**What to do:** All the entries need to be quoted exactly, apart from the pictures, which you should drop.
* * * * * * *
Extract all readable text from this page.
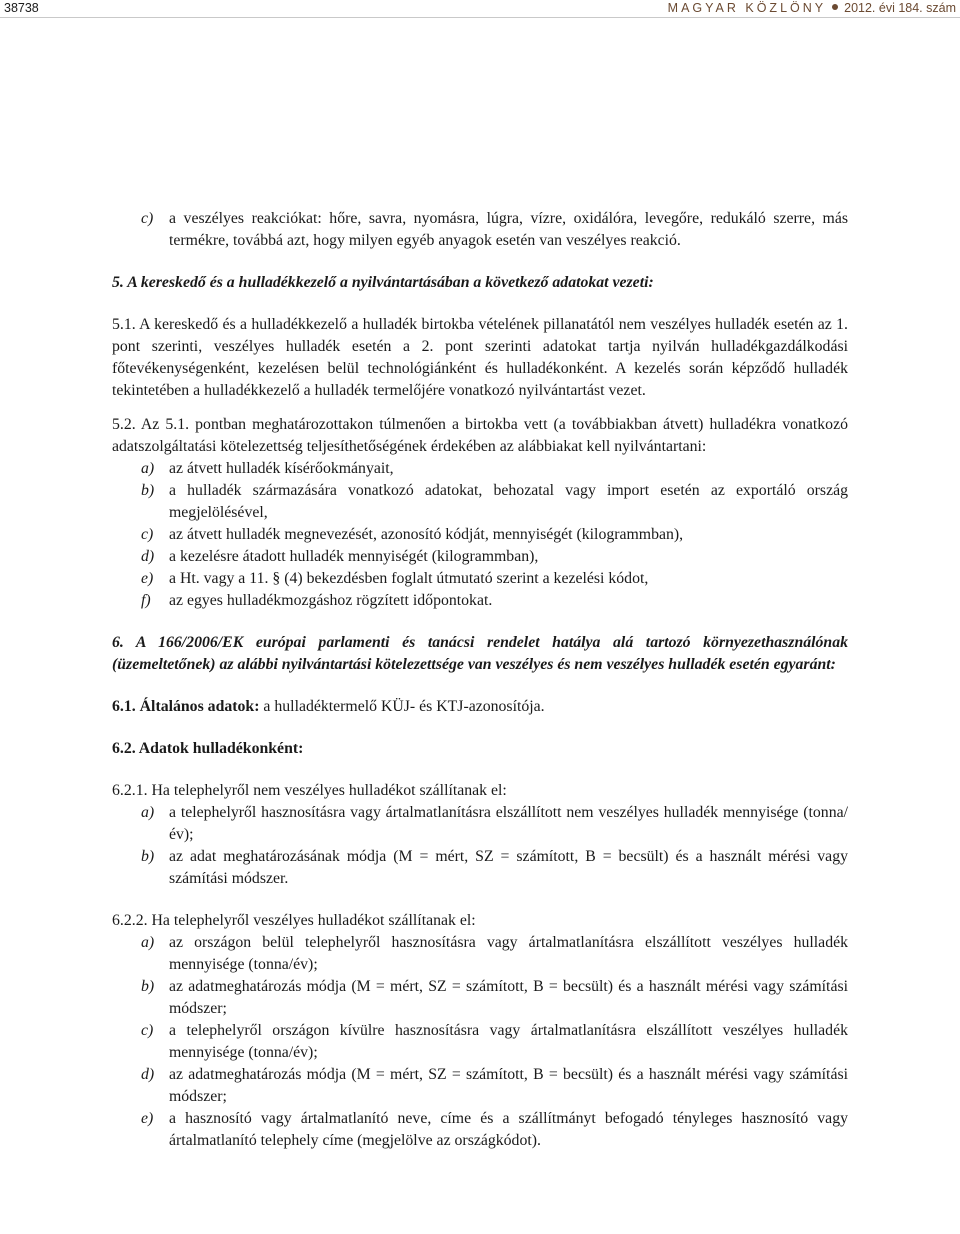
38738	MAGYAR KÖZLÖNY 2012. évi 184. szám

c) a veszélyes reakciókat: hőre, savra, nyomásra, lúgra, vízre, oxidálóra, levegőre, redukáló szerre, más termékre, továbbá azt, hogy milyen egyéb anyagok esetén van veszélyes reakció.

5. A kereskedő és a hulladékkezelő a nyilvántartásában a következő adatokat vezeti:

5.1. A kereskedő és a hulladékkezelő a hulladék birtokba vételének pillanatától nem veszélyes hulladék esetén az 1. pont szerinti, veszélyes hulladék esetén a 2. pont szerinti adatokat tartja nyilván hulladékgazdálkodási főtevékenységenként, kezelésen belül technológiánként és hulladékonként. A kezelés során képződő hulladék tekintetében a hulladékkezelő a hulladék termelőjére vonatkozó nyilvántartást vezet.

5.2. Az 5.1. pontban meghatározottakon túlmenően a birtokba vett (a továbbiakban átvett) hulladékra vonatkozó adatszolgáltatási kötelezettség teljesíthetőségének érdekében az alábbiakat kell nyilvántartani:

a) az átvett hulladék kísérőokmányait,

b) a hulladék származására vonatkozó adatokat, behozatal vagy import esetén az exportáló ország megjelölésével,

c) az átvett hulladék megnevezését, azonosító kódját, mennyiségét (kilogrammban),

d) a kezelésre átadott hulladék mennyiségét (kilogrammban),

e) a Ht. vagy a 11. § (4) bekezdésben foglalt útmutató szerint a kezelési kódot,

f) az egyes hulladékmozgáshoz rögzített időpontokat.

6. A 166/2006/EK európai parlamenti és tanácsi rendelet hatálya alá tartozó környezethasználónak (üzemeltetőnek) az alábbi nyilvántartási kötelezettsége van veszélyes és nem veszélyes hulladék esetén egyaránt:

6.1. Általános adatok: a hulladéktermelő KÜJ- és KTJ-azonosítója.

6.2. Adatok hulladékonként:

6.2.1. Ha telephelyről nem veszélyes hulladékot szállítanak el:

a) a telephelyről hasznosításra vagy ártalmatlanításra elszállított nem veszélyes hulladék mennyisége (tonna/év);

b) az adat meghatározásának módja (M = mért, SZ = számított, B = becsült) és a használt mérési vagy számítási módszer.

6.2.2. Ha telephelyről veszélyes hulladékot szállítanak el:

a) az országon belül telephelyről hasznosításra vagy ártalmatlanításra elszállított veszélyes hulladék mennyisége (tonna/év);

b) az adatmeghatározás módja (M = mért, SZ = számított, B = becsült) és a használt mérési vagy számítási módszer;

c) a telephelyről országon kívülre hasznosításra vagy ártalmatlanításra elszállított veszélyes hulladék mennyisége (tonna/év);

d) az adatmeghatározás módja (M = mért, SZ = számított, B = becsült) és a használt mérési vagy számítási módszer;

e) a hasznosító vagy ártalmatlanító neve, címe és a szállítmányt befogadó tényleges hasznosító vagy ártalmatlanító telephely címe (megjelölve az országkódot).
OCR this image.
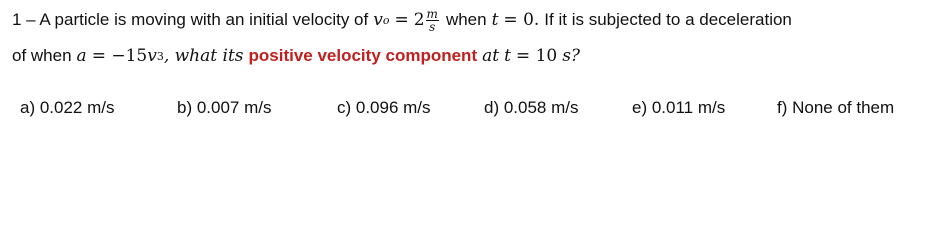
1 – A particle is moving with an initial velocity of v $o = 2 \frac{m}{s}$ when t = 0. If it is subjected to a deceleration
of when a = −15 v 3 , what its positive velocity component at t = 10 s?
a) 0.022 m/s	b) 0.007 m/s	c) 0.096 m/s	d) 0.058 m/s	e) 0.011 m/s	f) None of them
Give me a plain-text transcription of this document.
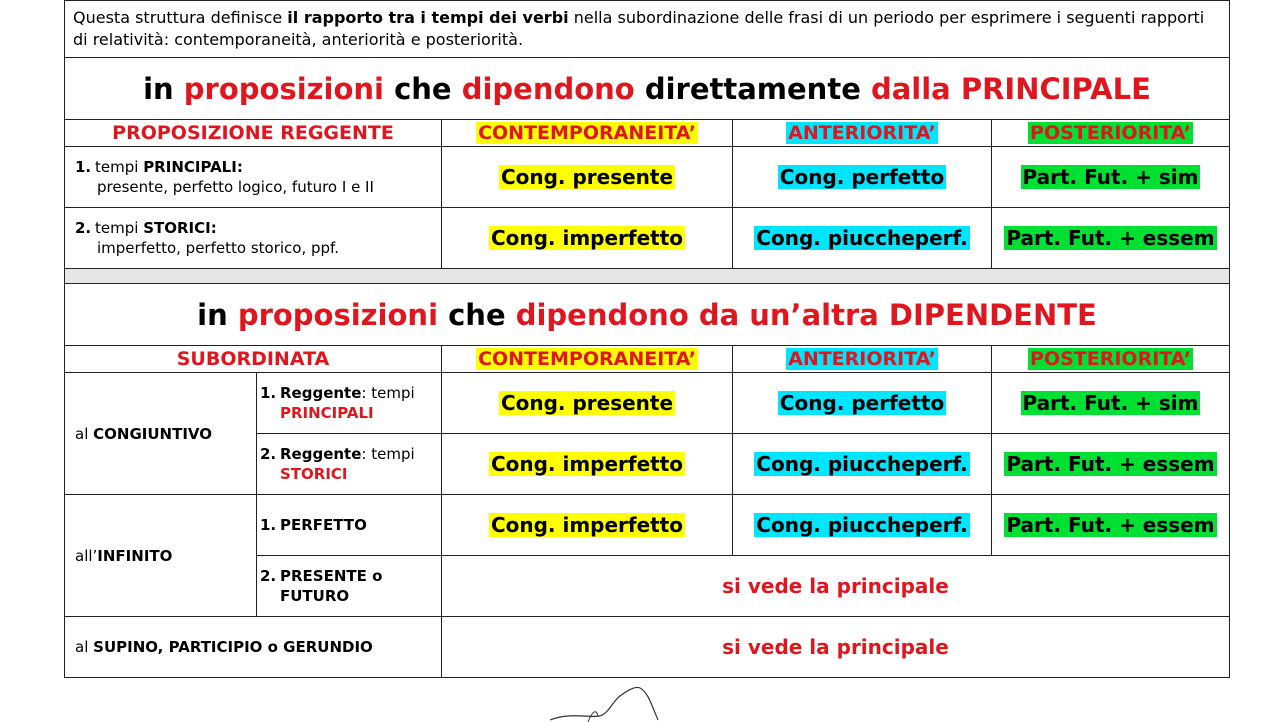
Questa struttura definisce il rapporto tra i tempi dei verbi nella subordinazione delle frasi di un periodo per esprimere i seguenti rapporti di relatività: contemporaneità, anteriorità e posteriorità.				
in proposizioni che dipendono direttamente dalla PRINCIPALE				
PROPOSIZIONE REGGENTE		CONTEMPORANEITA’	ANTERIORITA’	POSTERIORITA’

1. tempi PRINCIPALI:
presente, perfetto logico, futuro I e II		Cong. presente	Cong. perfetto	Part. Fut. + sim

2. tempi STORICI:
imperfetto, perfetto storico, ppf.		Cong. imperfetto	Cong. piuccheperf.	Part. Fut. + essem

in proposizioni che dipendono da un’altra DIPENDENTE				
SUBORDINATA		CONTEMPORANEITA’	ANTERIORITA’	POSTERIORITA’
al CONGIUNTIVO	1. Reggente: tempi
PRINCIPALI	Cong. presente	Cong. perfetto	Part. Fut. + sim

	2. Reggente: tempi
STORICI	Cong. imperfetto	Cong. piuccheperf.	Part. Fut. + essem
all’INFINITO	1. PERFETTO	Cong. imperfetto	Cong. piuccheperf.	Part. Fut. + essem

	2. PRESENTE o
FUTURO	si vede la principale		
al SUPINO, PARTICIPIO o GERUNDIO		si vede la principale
* * * * * * *
**Reply:**
Extract all readable text from this page.
38738	MAGYAR KÖZLÖNY 2012. évi 184. szám

c) a veszélyes reakciókat: hőre, savra, nyomásra, lúgra, vízre, oxidálóra, levegőre, redukáló szerre, más termékre, továbbá azt, hogy milyen egyéb anyagok esetén van veszélyes reakció.

5. A kereskedő és a hulladékkezelő a nyilvántartásában a következő adatokat vezeti:

5.1. A kereskedő és a hulladékkezelő a hulladék birtokba vételének pillanatától nem veszélyes hulladék esetén az 1. pont szerinti, veszélyes hulladék esetén a 2. pont szerinti adatokat tartja nyilván hulladékgazdálkodási főtevékenységenként, kezelésen belül technológiánként és hulladékonként. A kezelés során képződő hulladék tekintetében a hulladékkezelő a hulladék termelőjére vonatkozó nyilvántartást vezet.

5.2. Az 5.1. pontban meghatározottakon túlmenően a birtokba vett (a továbbiakban átvett) hulladékra vonatkozó adatszolgáltatási kötelezettség teljesíthetőségének érdekében az alábbiakat kell nyilvántartani:

a) az átvett hulladék kísérőokmányait,

b) a hulladék származására vonatkozó adatokat, behozatal vagy import esetén az exportáló ország megjelölésével,

c) az átvett hulladék megnevezését, azonosító kódját, mennyiségét (kilogrammban),

d) a kezelésre átadott hulladék mennyiségét (kilogrammban),

e) a Ht. vagy a 11. § (4) bekezdésben foglalt útmutató szerint a kezelési kódot,

f) az egyes hulladékmozgáshoz rögzített időpontokat.

6. A 166/2006/EK európai parlamenti és tanácsi rendelet hatálya alá tartozó környezethasználónak (üzemeltetőnek) az alábbi nyilvántartási kötelezettsége van veszélyes és nem veszélyes hulladék esetén egyaránt:

6.1. Általános adatok: a hulladéktermelő KÜJ- és KTJ-azonosítója.

6.2. Adatok hulladékonként:

6.2.1. Ha telephelyről nem veszélyes hulladékot szállítanak el:

a) a telephelyről hasznosításra vagy ártalmatlanításra elszállított nem veszélyes hulladék mennyisége (tonna/év);

b) az adat meghatározásának módja (M = mért, SZ = számított, B = becsült) és a használt mérési vagy számítási módszer.

6.2.2. Ha telephelyről veszélyes hulladékot szállítanak el:

a) az országon belül telephelyről hasznosításra vagy ártalmatlanításra elszállított veszélyes hulladék mennyisége (tonna/év);

b) az adatmeghatározás módja (M = mért, SZ = számított, B = becsült) és a használt mérési vagy számítási módszer;

c) a telephelyről országon kívülre hasznosításra vagy ártalmatlanításra elszállított veszélyes hulladék mennyisége (tonna/év);

d) az adatmeghatározás módja (M = mért, SZ = számított, B = becsült) és a használt mérési vagy számítási módszer;

e) a hasznosító vagy ártalmatlanító neve, címe és a szállítmányt befogadó tényleges hasznosító vagy ártalmatlanító telephely címe (megjelölve az országkódot).
OCR this image.
1 – A particle is moving with an initial velocity of v $o = 2 \frac{m}{s}$ when t = 0. If it is subjected to a deceleration
of when a = −15 v 3 , what its positive velocity component at t = 10 s?
a) 0.022 m/s	b) 0.007 m/s	c) 0.096 m/s	d) 0.058 m/s	e) 0.011 m/s	f) None of them
Give me a plain-text transcription of this document.
Questa struttura definisce il rapporto tra i tempi dei verbi nella subordinazione delle frasi di un periodo per esprimere i seguenti rapporti di relatività: contemporaneità, anteriorità e posteriorità.				
in proposizioni che dipendono direttamente dalla PRINCIPALE				
PROPOSIZIONE REGGENTE		CONTEMPORANEITA’	ANTERIORITA’	POSTERIORITA’

1. tempi PRINCIPALI:
presente, perfetto logico, futuro I e II		Cong. presente	Cong. perfetto	Part. Fut. + sim

2. tempi STORICI:
imperfetto, perfetto storico, ppf.		Cong. imperfetto	Cong. piuccheperf.	Part. Fut. + essem

in proposizioni che dipendono da un’altra DIPENDENTE				
SUBORDINATA		CONTEMPORANEITA’	ANTERIORITA’	POSTERIORITA’
al CONGIUNTIVO	1. Reggente: tempi
PRINCIPALI	Cong. presente	Cong. perfetto	Part. Fut. + sim

	2. Reggente: tempi
STORICI	Cong. imperfetto	Cong. piuccheperf.	Part. Fut. + essem
all’INFINITO	1. PERFETTO	Cong. imperfetto	Cong. piuccheperf.	Part. Fut. + essem

	2. PRESENTE o
FUTURO	si vede la principale		
al SUPINO, PARTICIPIO o GERUNDIO		si vede la principale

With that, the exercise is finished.